→ DO THIS
Go through the entries one line at a time, and gather every line that has the word "value".

→ Dataset items

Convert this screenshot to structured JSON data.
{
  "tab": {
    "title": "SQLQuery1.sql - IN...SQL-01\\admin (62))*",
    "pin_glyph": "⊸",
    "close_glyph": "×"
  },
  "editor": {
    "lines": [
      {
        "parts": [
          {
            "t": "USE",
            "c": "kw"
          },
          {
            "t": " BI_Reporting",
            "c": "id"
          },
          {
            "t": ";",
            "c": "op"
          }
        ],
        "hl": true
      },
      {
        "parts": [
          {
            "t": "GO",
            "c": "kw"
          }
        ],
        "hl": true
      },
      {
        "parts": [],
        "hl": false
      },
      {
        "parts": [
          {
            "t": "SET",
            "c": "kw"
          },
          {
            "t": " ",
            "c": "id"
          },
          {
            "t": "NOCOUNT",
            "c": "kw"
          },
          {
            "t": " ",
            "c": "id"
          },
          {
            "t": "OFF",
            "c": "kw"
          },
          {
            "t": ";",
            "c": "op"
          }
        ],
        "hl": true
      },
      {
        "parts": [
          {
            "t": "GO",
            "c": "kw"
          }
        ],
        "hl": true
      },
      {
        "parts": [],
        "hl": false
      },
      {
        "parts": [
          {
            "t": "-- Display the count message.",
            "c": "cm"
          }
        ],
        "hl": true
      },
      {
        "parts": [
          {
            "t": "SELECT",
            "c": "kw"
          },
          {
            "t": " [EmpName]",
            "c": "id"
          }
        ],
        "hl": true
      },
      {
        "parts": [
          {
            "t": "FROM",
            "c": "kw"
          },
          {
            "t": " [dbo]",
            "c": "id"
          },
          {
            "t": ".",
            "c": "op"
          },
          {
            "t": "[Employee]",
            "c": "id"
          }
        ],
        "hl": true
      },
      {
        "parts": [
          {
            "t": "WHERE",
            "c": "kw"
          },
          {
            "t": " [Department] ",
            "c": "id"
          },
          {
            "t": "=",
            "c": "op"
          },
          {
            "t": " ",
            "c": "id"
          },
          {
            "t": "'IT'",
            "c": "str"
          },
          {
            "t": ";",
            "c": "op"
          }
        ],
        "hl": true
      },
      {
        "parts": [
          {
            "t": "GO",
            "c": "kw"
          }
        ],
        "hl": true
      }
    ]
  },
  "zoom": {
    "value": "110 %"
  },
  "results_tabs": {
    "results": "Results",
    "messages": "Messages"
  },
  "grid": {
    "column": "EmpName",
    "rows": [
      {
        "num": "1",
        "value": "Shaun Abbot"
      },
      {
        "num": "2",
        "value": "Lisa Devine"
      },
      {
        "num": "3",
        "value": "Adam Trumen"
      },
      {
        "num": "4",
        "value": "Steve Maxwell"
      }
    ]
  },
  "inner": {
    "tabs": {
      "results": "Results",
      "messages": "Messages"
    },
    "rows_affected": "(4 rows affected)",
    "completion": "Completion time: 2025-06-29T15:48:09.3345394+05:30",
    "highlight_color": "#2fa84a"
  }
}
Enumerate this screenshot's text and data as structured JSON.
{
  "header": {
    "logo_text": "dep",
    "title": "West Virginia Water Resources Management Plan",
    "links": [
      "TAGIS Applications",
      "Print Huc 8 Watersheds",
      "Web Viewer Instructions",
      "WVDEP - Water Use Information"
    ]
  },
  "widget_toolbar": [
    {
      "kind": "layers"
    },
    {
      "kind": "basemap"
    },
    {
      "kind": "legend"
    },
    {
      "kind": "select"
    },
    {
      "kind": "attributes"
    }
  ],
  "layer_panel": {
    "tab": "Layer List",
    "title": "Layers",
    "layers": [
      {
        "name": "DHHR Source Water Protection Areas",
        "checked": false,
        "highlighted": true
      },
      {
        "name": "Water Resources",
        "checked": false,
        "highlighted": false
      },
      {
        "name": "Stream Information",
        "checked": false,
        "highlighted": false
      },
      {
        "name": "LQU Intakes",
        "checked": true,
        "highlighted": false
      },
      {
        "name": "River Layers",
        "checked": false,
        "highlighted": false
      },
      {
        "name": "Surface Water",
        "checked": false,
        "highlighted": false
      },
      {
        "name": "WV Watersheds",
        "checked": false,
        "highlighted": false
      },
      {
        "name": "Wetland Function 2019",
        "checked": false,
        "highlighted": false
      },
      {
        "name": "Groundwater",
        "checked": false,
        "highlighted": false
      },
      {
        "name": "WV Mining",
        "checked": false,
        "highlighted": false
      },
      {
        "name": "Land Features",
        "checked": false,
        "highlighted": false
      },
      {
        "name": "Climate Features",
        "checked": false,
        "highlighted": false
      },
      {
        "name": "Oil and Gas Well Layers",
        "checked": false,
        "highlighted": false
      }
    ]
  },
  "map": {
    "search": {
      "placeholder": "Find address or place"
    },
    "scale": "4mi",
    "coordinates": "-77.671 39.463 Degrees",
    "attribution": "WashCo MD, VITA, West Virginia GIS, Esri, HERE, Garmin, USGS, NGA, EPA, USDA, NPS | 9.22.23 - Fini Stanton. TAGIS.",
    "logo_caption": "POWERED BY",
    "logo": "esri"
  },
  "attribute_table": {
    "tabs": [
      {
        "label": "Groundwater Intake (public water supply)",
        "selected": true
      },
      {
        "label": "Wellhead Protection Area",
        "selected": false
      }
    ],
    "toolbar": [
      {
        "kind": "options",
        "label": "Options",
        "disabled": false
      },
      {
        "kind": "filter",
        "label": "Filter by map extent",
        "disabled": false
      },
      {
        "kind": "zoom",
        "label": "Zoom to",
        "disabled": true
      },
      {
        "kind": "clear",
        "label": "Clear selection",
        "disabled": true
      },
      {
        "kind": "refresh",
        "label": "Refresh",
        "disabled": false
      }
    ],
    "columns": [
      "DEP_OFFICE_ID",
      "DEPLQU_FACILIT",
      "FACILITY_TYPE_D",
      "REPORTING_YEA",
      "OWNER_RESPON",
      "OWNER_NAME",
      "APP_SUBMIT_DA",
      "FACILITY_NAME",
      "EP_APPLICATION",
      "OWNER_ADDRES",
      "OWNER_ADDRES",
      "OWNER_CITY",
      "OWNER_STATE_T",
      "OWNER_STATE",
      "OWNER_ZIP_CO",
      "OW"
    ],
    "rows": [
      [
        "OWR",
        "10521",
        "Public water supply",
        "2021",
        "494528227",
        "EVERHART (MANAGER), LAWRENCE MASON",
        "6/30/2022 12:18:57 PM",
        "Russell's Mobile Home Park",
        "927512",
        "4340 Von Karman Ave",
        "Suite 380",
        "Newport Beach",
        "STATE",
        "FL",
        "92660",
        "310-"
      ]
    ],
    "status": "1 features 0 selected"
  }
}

→ SOLUTION TO THIS EXERCISE
    "value": "110 %"
        "value": "Shaun Abbot"
        "value": "Lisa Devine"
        "value": "Adam Trumen"
        "value": "Steve Maxwell"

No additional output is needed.